Passage:
Detail Description of Guided Media
Detail Description of Guided Media
Guided Media
v The most common type of cable used in data communications is copper.
v There are different types of copper cable but they all share the feature of transmitting data as an electrical signal. This gives rise to one of the weaknesses of this type of media, which is that sending an electronic signal causes heat that is absorbed by the media as the signal travels thus causing signal loss, i.e. attenuation.
v The faster the data transfer rate over copper cable the greater the possibility of signal loss and interference.
v Guided media are manufactured so that signals will be confined to a narrow path and will behave predictably. Commonly used guided media include twisted-pair wiring, similar to common telephone wiring; coaxial cable, similar to that used for cable TV; and optical fiber cable.
v The purpose of the physical layer is to transport a raw bit stream from one machine to another.
v Various physical media can be used for the actual transmission. Each one has its own niche in terms of bandwidth, delay, cost, and ease of installation and maintenance.
v Waves are guided along a solid medium such as a transmission line.
v We will look at all of these in the following sections.
Twisted-Pair
v A plastic coating on each wire prevents the copper in one wire from touching the copper in another.
v The twist helps reduce interference by preventing electrical signals on the wire radiating energy (causing interference) and by preventing signals on other wires interfering with the pair.
v The historical foundation of the public switched telephone network (PSTN) lies in twisted-pair, and even today, most people who have access to networks access them through a local loop built on twisted-pair.
v Twisted pair cable most used in modern Ethernet networks
v Although twisted-pair has contributed a great deal to the evolution of communications, advanced applications on the horizon require larger amounts of bandwidth than twisted-pair can deliver, so the future of twisted-pair is diminishing.

Stored dataset items:
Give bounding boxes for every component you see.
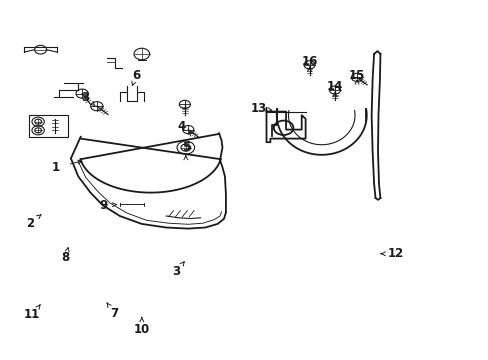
Text: 8: 8	[61, 251, 69, 264]
Text: 5: 5	[182, 141, 189, 154]
Text: 2: 2	[26, 217, 34, 230]
Text: 11: 11	[24, 309, 41, 321]
Text: 12: 12	[387, 247, 404, 260]
Text: 15: 15	[348, 69, 365, 82]
Text: 4: 4	[178, 120, 185, 132]
Text: 14: 14	[326, 80, 343, 93]
Bar	[29, 115, 68, 137]
Text: 9: 9	[100, 199, 107, 212]
Text: 13: 13	[250, 102, 267, 114]
Text: 7: 7	[110, 307, 118, 320]
Text: 6: 6	[132, 69, 140, 82]
Text: 16: 16	[301, 55, 317, 68]
Text: 10: 10	[133, 323, 150, 336]
Text: 3: 3	[81, 91, 89, 104]
Text: 1: 1	[52, 161, 60, 174]
Text: 3: 3	[172, 265, 180, 278]
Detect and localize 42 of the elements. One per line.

Tasks to complete:
[1] Reproduce verbatim the part of the guided media passage that opens with the words containing "v Various physical" and closes with "with the pair.".
[2] In the guided media passage, what does the plastic coating on each wire of twisted-pair prevent?
Rely only on the guided media passage for your answers.

The replies:
[1]
v Various physical media can be used for the actual transmission. Each one has its own niche in terms of bandwidth, delay, cost, and ease of installation and maintenance.
v Waves are guided along a solid medium such as a transmission line.
v We will look at all of these in the following sections.
Twisted-Pair
v A plastic coating on each wire prevents the copper in one wire from touching the copper in another.
v The twist helps reduce interference by preventing electrical signals on the wire radiating energy (causing interference) and by preventing signals on other wires interfering with the pair.

[2] It prevents the copper in one wire from touching the copper in another.